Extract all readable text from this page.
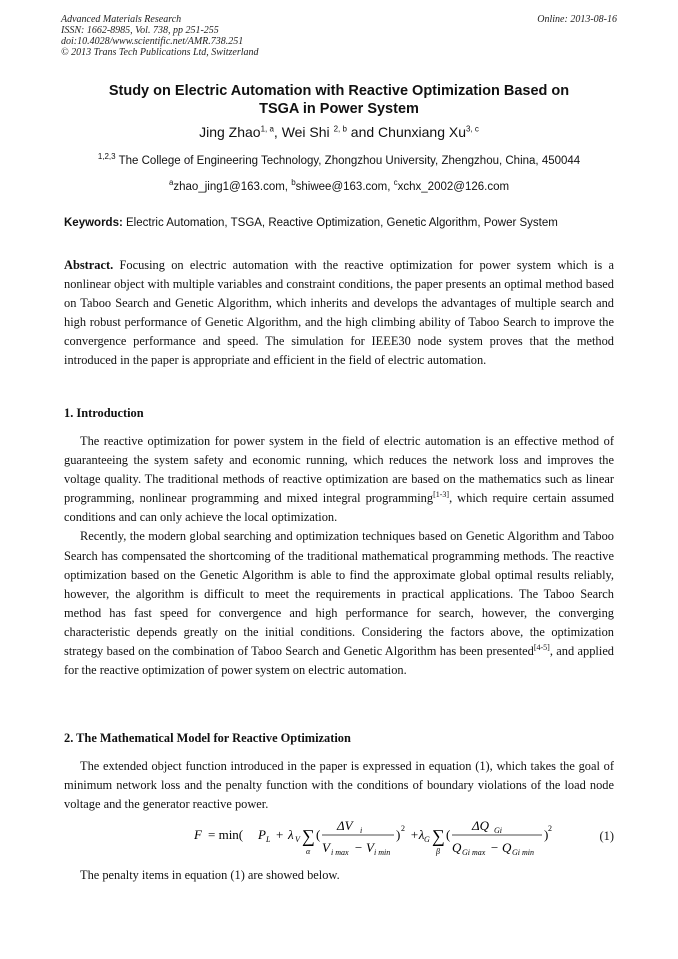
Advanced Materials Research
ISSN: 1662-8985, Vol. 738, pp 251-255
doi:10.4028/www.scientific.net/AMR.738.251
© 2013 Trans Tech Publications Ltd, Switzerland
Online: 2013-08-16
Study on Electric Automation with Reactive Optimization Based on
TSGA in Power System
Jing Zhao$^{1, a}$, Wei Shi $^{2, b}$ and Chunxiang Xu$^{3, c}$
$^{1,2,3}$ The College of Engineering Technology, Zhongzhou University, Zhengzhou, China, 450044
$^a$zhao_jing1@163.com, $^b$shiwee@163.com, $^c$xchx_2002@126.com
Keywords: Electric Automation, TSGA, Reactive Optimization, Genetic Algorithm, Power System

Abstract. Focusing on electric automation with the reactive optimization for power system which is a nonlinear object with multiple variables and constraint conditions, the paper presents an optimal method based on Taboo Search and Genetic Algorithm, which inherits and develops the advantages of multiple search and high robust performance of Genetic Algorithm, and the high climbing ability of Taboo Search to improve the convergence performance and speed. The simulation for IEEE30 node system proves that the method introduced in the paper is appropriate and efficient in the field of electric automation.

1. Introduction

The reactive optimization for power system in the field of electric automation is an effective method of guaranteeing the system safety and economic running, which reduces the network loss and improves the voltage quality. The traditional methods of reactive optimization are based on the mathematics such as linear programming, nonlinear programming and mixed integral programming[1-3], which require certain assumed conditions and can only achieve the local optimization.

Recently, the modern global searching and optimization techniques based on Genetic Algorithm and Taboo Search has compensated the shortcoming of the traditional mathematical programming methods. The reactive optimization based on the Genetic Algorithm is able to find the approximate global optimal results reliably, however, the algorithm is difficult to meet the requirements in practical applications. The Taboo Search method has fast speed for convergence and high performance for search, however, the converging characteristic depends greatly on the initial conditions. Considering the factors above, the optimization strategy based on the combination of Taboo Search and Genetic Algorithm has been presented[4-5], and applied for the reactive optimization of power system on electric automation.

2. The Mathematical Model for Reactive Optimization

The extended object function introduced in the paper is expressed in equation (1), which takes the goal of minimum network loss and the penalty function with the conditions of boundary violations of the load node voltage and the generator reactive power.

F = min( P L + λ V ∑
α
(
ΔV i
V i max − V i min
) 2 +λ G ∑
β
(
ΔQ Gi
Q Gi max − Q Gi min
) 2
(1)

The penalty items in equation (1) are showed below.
+++++
| CHALLENGE |
Repeat the records above verbatim, with no pictures in the result.

| REPLY |
Extract all readable text from this page.
Advanced Materials Research
ISSN: 1662-8985, Vol. 738, pp 251-255
doi:10.4028/www.scientific.net/AMR.738.251
© 2013 Trans Tech Publications Ltd, Switzerland
Online: 2013-08-16
Study on Electric Automation with Reactive Optimization Based on
TSGA in Power System
Jing Zhao$^{1, a}$, Wei Shi $^{2, b}$ and Chunxiang Xu$^{3, c}$
$^{1,2,3}$ The College of Engineering Technology, Zhongzhou University, Zhengzhou, China, 450044
$^a$zhao_jing1@163.com, $^b$shiwee@163.com, $^c$xchx_2002@126.com
Keywords: Electric Automation, TSGA, Reactive Optimization, Genetic Algorithm, Power System

Abstract. Focusing on electric automation with the reactive optimization for power system which is a nonlinear object with multiple variables and constraint conditions, the paper presents an optimal method based on Taboo Search and Genetic Algorithm, which inherits and develops the advantages of multiple search and high robust performance of Genetic Algorithm, and the high climbing ability of Taboo Search to improve the convergence performance and speed. The simulation for IEEE30 node system proves that the method introduced in the paper is appropriate and efficient in the field of electric automation.

1. Introduction

The reactive optimization for power system in the field of electric automation is an effective method of guaranteeing the system safety and economic running, which reduces the network loss and improves the voltage quality. The traditional methods of reactive optimization are based on the mathematics such as linear programming, nonlinear programming and mixed integral programming[1-3], which require certain assumed conditions and can only achieve the local optimization.

Recently, the modern global searching and optimization techniques based on Genetic Algorithm and Taboo Search has compensated the shortcoming of the traditional mathematical programming methods. The reactive optimization based on the Genetic Algorithm is able to find the approximate global optimal results reliably, however, the algorithm is difficult to meet the requirements in practical applications. The Taboo Search method has fast speed for convergence and high performance for search, however, the converging characteristic depends greatly on the initial conditions. Considering the factors above, the optimization strategy based on the combination of Taboo Search and Genetic Algorithm has been presented[4-5], and applied for the reactive optimization of power system on electric automation.

2. The Mathematical Model for Reactive Optimization

The extended object function introduced in the paper is expressed in equation (1), which takes the goal of minimum network loss and the penalty function with the conditions of boundary violations of the load node voltage and the generator reactive power.

F = min( P L + λ V ∑
α
(
ΔV i
V i max − V i min
) 2 +λ G ∑
β
(
ΔQ Gi
Q Gi max − Q Gi min
) 2
(1)

The penalty items in equation (1) are showed below.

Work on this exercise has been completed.